Exercise details: Check each line of the records below for the word "JSON" and copy those where it appears.

Input for this task:
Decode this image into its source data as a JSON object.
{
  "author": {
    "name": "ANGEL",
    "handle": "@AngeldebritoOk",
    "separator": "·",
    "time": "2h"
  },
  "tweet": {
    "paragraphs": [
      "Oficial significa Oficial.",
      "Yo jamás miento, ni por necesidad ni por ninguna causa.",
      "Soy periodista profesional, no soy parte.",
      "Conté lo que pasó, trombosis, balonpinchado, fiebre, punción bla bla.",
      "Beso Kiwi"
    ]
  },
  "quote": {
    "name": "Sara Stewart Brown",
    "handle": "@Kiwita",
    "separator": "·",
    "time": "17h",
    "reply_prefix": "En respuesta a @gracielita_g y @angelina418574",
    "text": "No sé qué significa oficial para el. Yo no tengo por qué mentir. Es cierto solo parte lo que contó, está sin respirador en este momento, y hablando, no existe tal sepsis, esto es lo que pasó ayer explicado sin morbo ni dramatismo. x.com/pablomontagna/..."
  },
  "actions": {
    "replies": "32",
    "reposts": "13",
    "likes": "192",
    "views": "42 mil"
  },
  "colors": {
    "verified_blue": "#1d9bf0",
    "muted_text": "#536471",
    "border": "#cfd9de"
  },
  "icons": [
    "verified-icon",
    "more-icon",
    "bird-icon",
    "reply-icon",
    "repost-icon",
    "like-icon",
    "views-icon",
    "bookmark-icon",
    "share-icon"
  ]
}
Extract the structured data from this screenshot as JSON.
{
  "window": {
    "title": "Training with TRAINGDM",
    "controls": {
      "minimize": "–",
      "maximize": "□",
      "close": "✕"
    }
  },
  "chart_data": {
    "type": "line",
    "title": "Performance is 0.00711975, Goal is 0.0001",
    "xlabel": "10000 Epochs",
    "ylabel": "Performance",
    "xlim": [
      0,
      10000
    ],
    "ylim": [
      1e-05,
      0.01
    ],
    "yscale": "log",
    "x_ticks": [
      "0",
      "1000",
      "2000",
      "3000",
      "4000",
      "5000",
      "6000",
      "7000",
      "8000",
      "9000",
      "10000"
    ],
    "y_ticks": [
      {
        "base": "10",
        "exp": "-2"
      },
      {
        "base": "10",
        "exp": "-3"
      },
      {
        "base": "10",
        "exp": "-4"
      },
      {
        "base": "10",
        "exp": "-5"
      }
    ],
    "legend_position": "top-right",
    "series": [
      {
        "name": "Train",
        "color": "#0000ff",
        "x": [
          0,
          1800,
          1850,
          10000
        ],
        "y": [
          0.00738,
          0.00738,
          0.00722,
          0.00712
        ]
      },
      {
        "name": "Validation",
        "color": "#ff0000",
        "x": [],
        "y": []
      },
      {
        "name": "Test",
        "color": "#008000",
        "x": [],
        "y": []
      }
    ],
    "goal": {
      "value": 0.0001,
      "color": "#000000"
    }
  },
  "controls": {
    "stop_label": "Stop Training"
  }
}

Expected answer:
Decode this image into its source data as a JSON object.
Extract the structured data from this screenshot as JSON.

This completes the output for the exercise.